### [Kaynak yazı]
--

Bayramda kendime de bir gün tatil verdim, izninizle.. Köşeyi boş bırakmadan tatil.. Eski yazılara gittim. Geçen yüzyıldan kalma yazılara.. Onlardan bir tane seçtim..
Kullanmayıp bir kenara "Lazım olur" diye ayırdığım dosyalar var. Bana sizlerden yollananlar var.. Onlardan seçtim.. Oldu size, biraz ibretlik yazılarla dolu bir dükkân bugün.. Buyurun ilki.. 21 Ocak 1995'te yazmışım "Kimse mükemmel değildir"i..
***
Her gün önüme yığılan mektup ve fakslar (Faks ne, hatırlayan var mı?. 1900'lerin ikinci yarısındaki en büyük iletişim icadıydı.. Nasıl hızla eskitiyoruz dünyayı..) kadar beni mutlu eden şey yok.. Bunlar bittiğinde ben de bitmişim demektir..
Dikkatimi bir şey çekiyor.. Sevgi dolu cümleleri yazarken çok rahatsınız. Ama eleştirirken, bazılarınızın sanki incinirim, kırılırım diye düşünür gibi bir haliniz var.. Şunu bilin.. Bana söven mektuplara bile kızmıyorum. Çünkü sövmek de bir düşünce açıklama şeklidir.. Onlar başka türlü açıklama yeteneğinden mahrumlar diye fikirlerine aldırış etmeyecek miyiz?
Hele, daha önce de yazdım.. Bir konuda aynı fikirde olmadığınızı ifade ederken neredeyse, özür diler gibi bir tavır takınıyorsunuz..
Hayır.. Ama gerçekten hayır..
Bir kere..
Ben mükemmel değilim.. Hiç kimse mükemmel değildir.. Mükemmellik, inananlar için sadece Tanrı'ya has bir özelliktir.
Çok yanlış yapıyorum.
Yanlışlarımdan korkmuyor ve utanmıyorum.

--

### [İstenen görev A]
Yazıya göre "Kimse mükemmel değildir" hangi tarihte yazılmış?
### [İstenen görev B]
Yazının "Bayramda kendime de" sözleriyle açılıp "bir tane seçtim.." sözleriyle kapanan kısmını, "tatil" yerine "izin" koyarak yeniden yaz.
Bu malzeme başka bir kaynaktan alınmıştır.

--

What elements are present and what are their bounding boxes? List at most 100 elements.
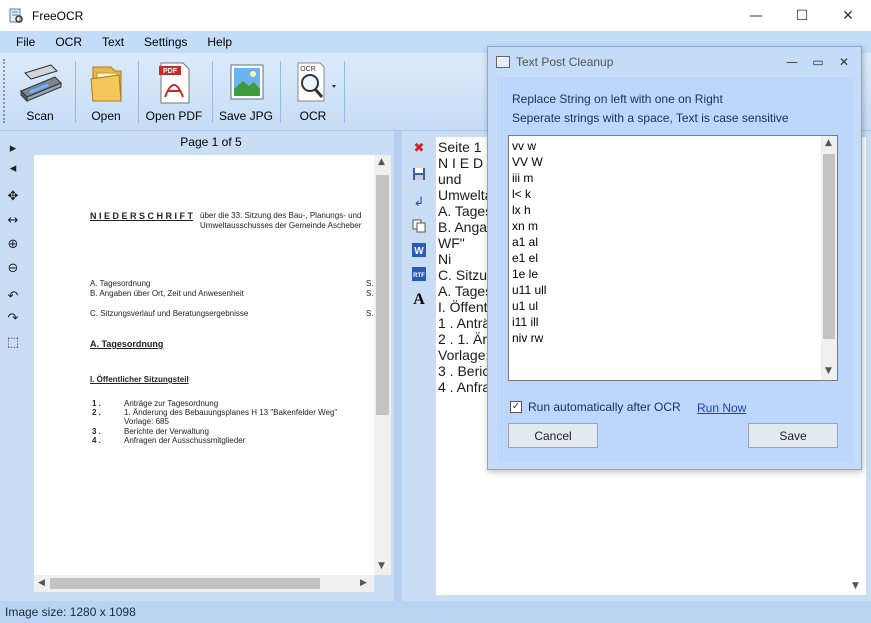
replacement-rule: u11 ull [512,283,547,297]
auto-run-label: Run automatically after OCR [528,400,681,414]
rotate-right-icon[interactable]: ↷ [4,309,22,327]
doc-section-i: I. Öffentlicher Sitzungsteil [90,375,189,384]
ocr-text-line: A. Tages [438,283,493,299]
scanner-icon [20,64,62,103]
save-button[interactable]: Save [748,423,838,448]
svg-text:RTF: RTF [413,273,425,279]
replacement-rules-textbox[interactable]: vv w VV W iii m l< k lx h xn m a1 al e1 el 1e le… [508,135,838,381]
svg-text:OCR: OCR [300,66,316,73]
dialog-body: Replace String on left with one on Right… [497,77,854,463]
open-button[interactable]: Open [82,61,130,125]
scroll-down-icon[interactable]: ▼ [852,581,859,591]
close-button[interactable]: ✕ [825,0,871,31]
word-export-icon[interactable]: W [410,241,428,259]
doc-item-text: Vorlage: 685 [124,417,169,426]
folder-icon [90,66,122,102]
fit-width-icon[interactable]: ↔ [4,211,22,229]
dialog-maximize-button[interactable]: ▭ [805,55,831,69]
move-icon[interactable]: ✥ [4,187,22,205]
image-icon [230,64,264,100]
minimize-button[interactable]: — [733,0,779,31]
image-tools-toolbar: ▸ ◂ ✥ ↔ ⊕ ⊖ ↶ ↷ ⬚ [0,131,28,601]
text-post-cleanup-dialog: Text Post Cleanup — ▭ ✕ Replace String o… [487,46,862,470]
scroll-left-icon[interactable]: ◀ [38,578,45,588]
doc-toc-b: B. Angaben über Ort, Zeit und Anwesenhei… [90,289,244,298]
menu-text[interactable]: Text [92,35,134,49]
toolbar-separator [138,61,139,123]
scroll-thumb[interactable] [376,175,389,415]
app-icon [9,8,23,23]
ocr-text-line: Ni [438,251,452,267]
save-jpg-button[interactable]: Save JPG [218,61,274,125]
dialog-close-button[interactable]: ✕ [831,55,857,69]
scroll-up-icon[interactable]: ▲ [825,138,832,148]
doc-item-text: Berichte der Verwaltung [124,427,209,436]
ocr-text-line: WF" [438,235,465,251]
toolbar-separator [212,61,213,123]
dialog-app-icon [496,56,510,68]
select-region-icon[interactable]: ⬚ [4,333,22,351]
menu-settings[interactable]: Settings [134,35,197,49]
ocr-button[interactable]: OCR OCR [284,61,342,125]
copy-icon[interactable] [410,217,428,235]
doc-item-num: 3 . [92,427,101,436]
menu-ocr[interactable]: OCR [45,35,92,49]
zoom-out-icon[interactable]: ⊖ [4,259,22,277]
replacement-rule: iii m [512,171,534,185]
rotate-left-icon[interactable]: ↶ [4,287,22,305]
save-jpg-label: Save JPG [218,109,274,123]
insert-line-icon[interactable]: ↲ [410,193,428,211]
scroll-right-icon[interactable]: ▶ [360,578,367,588]
ocr-text-line: A. Tages [438,203,493,219]
scan-button[interactable]: Scan [12,61,68,125]
zoom-in-icon[interactable]: ⊕ [4,235,22,253]
image-pane: Page 1 of 5 N I E D E R S C H R I F T üb… [28,131,394,601]
replacement-rule: lx h [512,203,531,217]
cancel-button[interactable]: Cancel [508,423,598,448]
toolbar-separator [75,61,76,123]
page-indicator: Page 1 of 5 [180,135,242,149]
doc-item-num: 2 . [92,408,101,417]
title-bar: FreeOCR — ☐ ✕ [0,0,871,31]
window-title: FreeOCR [32,8,84,23]
doc-toc-b-page: S. [366,289,374,298]
run-now-link[interactable]: Run Now [697,401,746,415]
doc-item-num: 1 . [92,399,101,408]
ocr-text-line: Umwelta [438,187,493,203]
rules-scrollbar[interactable]: ▲ ▼ [821,136,837,380]
replacement-rule: l< k [512,187,532,201]
status-bar: Image size: 1280 x 1098 [0,601,871,623]
scroll-up-icon[interactable]: ▲ [378,157,385,167]
svg-text:PDF: PDF [163,68,178,75]
dialog-minimize-button[interactable]: — [779,55,805,69]
auto-run-checkbox[interactable]: ✓ [510,401,522,413]
scanned-document[interactable]: N I E D E R S C H R I F T über die 33. S… [34,155,374,575]
doc-item-text: Anfragen der Ausschussmitglieder [124,436,246,445]
scroll-thumb[interactable] [823,154,835,339]
doc-heading-right-1: über die 33. Sitzung des Bau-, Planungs-… [200,211,362,220]
save-text-icon[interactable] [410,165,428,183]
image-vertical-scrollbar[interactable]: ▲ ▼ [374,155,391,575]
dialog-title-bar[interactable]: Text Post Cleanup — ▭ ✕ [488,47,861,77]
menu-file[interactable]: File [6,35,45,49]
replacement-rule: xn m [512,219,539,233]
auto-run-option[interactable]: ✓ Run automatically after OCR [510,400,681,414]
next-page-icon[interactable]: ▸ [4,139,22,157]
scroll-down-icon[interactable]: ▼ [378,561,385,571]
doc-heading: N I E D E R S C H R I F T [90,211,194,221]
image-horizontal-scrollbar[interactable]: ◀ ▶ [34,575,374,592]
menu-help[interactable]: Help [197,35,242,49]
clear-text-icon[interactable]: ✖ [410,139,428,157]
ocr-magnifier-icon: OCR [297,62,336,102]
dialog-title: Text Post Cleanup [516,55,614,69]
scroll-thumb[interactable] [50,578,320,589]
open-pdf-button[interactable]: PDF Open PDF [144,61,204,125]
pdf-icon: PDF [159,62,190,104]
toolbar-grip[interactable] [3,59,7,123]
rtf-export-icon[interactable]: RTF [410,265,428,283]
scroll-down-icon[interactable]: ▼ [825,366,832,376]
previous-page-icon[interactable]: ◂ [4,159,22,177]
maximize-button[interactable]: ☐ [779,0,825,31]
instructions-line-2: Seperate strings with a space, Text is c… [512,111,789,125]
font-icon[interactable]: A [410,291,428,309]
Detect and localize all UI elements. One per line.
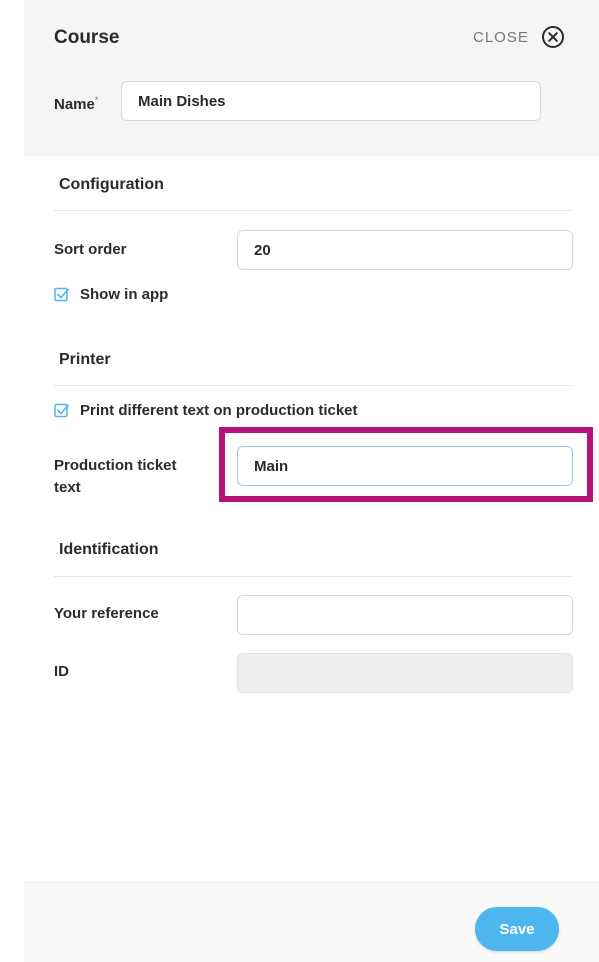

--

### [Örnek cevap A]
21 Ocak 1995'te.

### [Örnek cevap B]
Bayramda kendime de bir gün izin verdim, izninizle.. Köşeyi boş bırakmadan izin.. Eski yazılara gittim. Geçen yüzyıldan kalma yazılara.. Onlardan bir tane seçtim..